*DOCUMENT TEXT*.
□ □ □ □ □

Saturday, November 16, 2013

Says Our President

- Here!
- Hello, brother.
- Don't call me brother.
- My fellow poet. Can I read you my latest composition?
- Let's walk.
- It's entitled "Says Our President".
Says our president,
"The time has come to do something about the government spying on the American people."
He's been our president while the spying was done
But no one notices.
And no one will notice in the future,
When he does nothing about it.
What does the president do?
He does what he is paid to do,
Plus he imagines what the people would pay him to do
If they had the money
And he says he intends to do it.
- Do I have to comment?
- You do, brother.
- Don't call me brother. Why do you think no one notices the president has done what he has done and won't do what he says he will do?
- He is subject to forces out of his control and he does the best he can.
- But you think he is an outright liar.
- He is doing his job.
- His job is to lie.
- His job is to do what he is paid to do, and say what he must to go on doing what he's paid to do.
- He doesn't notice whether or not the words he says describe the world accurately because his attention is only on doing his job?
- Yes.
- He doesn't know he is lying?
- It doesn't appear so. What do you think?
- Those of his kind I've met practice a ritual of money making. They've learned it without self consciousness. They do it because "it is done", and they like doing it because they can do it regularly. Because they don't know why they are doing it, there's a sense in which they literally don't do it for themselves, they do it for "god".
- Money making is spiritual.
- What else could it be, when it is done for its own sake?
- You've inspired me. The poem continues:
Says our president,
Lying is generosity.
Lying is good for others.
Lying is sacrifice.
Says our President
It is true that lying is good.
Good for himself and others.
Lying is unselfish.
Lying is a spiritual act.
Lying is a miraculous wonder working deed.

□ □ □ □ □

*SOURCE EXCERPT*.

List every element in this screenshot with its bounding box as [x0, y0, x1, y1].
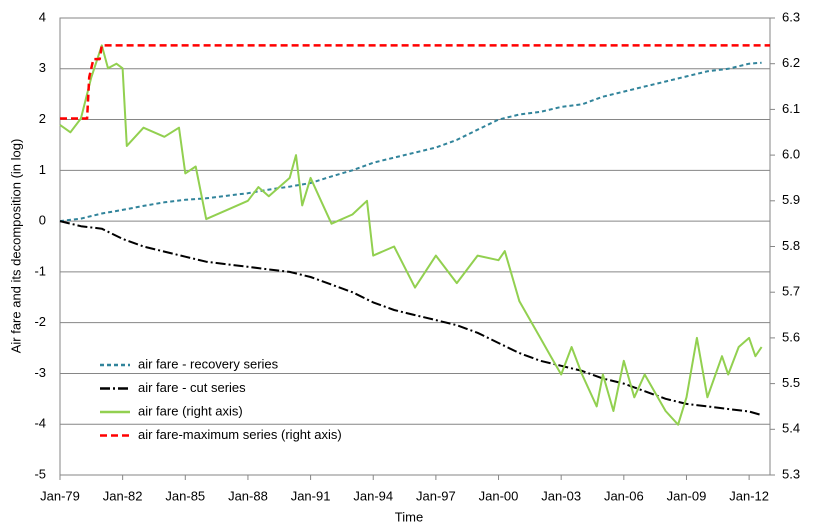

□ □ □ □ □

*LIST OF TASKS*.
a - In the dialogue "Says Our President," translate this sentence into Spanish: "He is subject to forces out of his control and he does the best he can."
b - Carry the dialogue "Says Our President" forward from its last line, keeping its mix of poem lines and dash-led exchanges.

*ANSWER LIST*.
a - Está sujeto a fuerzas fuera de su control y hace lo mejor que puede.

b -
- Aint it the truth. To speak poetically. You know, the politicians of money are in a battle over the history of our species. One guy in particular who teaches at Stanford claims that political history ends with us all organized in a central state accountable to the people applying rule of law.* To get to the end requires a battle against constant attempts of tribes to block accountability and rule of law and make the state serve their own family ends.
- It is principle against family.
- Yes, but according to this Stanford guy principle also is family. People obey the principle because that is what is done. The state gets to the end of history when the right balance of families occur in a society. 
- Seems unlikely. Does he say how we get to the right balance? How many people, how rich, how diverse, what technology, climate, geography?
- He says history provides too many variables, and too few cases. 
- So we just end miraculously with what we just happen ourselves to have got, this rule of money, families competing to bribe the government, this resulting miraculously in the rule of law and accountability. Does this guy believe it? 
- Like the president believes what he says. This professor, the Stanford family guy, writes in his last book about his brother academic who invented a theory that Chinese emperors taxed their people like a shepherd takes care of his flock, not for its interest but his own. No one in the family of academics seems to know that in the beginning of the field of study they are supposed to be experts on was Plato, who invented that very argument 2500 years ago. No one in this academic family knows that Plato was ahead of them in their entire argument of the end of history. His imaginary Republic had finality, rule of law, accountability, and central government, was an organization of different families none of whom could give reasons for what they did and wanted to do.** If they spoke of these matters, there was no one to listen, because what was done was settled on other terms, by the balance of interests of the separate families. Our president would be right at home in Plato's Republic.
- But Plato was joking.
- Making a reduction to absurdity*** of  thinking that you could construct a good place to live out of a balance of thoughtless conventions and ritual.
- So brother, these guys, the president, the people who pay him, who pay our professors, want us to believe this is the best we can get. We're at the end of history predicted at the beginning of philosophy.
- The forgotten beginning of philosophy. Everything must be forgotten in this history of the end of history, because the historian too is a ritualist, and can't say why he is doing what he is doing. The historian says he is doing history, but he does history like the president does politics. I quote you, poet of the revolution:
He does what he is paid to do,
Plus he imagines what the people would pay him to do
If they had the money
And he says he intends to do it.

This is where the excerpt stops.